Job: Below are some records. Say how many of their lines contain the string "baidu", and give nothing but the number.
## BEGIN
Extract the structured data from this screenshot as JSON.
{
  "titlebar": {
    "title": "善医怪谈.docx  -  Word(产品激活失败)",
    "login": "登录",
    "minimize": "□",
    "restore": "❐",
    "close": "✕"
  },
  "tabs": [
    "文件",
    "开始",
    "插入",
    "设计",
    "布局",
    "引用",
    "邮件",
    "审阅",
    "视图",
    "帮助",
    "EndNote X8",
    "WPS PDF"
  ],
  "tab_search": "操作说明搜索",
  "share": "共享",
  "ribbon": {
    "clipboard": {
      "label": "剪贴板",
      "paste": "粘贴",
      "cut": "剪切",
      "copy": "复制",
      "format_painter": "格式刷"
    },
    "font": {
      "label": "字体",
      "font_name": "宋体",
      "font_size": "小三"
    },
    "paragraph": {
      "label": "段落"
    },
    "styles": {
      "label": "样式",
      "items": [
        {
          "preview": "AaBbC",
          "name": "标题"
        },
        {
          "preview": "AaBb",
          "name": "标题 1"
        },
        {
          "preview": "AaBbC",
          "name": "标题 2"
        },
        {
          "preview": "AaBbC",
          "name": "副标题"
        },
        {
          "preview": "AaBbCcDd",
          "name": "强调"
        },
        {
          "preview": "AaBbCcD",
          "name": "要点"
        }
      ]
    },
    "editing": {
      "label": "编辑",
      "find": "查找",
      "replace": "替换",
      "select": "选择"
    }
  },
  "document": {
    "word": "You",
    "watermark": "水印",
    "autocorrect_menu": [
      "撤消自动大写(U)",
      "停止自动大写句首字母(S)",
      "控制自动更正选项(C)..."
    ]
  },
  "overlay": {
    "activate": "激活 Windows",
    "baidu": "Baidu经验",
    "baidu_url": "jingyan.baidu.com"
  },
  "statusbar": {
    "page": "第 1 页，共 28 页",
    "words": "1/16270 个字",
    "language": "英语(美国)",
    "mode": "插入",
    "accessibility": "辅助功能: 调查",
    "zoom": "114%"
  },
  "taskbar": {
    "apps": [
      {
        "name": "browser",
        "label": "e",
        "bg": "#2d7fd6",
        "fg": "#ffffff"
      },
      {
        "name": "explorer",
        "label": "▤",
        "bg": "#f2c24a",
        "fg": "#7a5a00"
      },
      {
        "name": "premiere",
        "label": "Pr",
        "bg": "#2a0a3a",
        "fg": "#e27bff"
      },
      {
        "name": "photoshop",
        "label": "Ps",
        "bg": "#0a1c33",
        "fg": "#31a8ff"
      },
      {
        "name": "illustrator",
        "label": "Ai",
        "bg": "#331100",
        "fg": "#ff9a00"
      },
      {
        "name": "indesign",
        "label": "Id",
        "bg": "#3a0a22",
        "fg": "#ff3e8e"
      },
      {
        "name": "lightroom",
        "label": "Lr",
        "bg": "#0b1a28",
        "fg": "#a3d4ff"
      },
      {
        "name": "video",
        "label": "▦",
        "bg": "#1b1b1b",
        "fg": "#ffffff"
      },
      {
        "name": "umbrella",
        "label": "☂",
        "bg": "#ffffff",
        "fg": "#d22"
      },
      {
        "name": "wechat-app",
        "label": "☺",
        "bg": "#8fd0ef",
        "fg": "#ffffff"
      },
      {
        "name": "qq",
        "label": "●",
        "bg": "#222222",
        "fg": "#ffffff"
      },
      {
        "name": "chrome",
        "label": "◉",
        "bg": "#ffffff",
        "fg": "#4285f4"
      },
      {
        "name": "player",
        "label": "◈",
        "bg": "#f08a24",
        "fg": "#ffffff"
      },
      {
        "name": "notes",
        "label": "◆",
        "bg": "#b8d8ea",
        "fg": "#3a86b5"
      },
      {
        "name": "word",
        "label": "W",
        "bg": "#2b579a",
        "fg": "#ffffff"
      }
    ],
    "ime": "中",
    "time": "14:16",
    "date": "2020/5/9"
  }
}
## END
Answer to the exercise: 2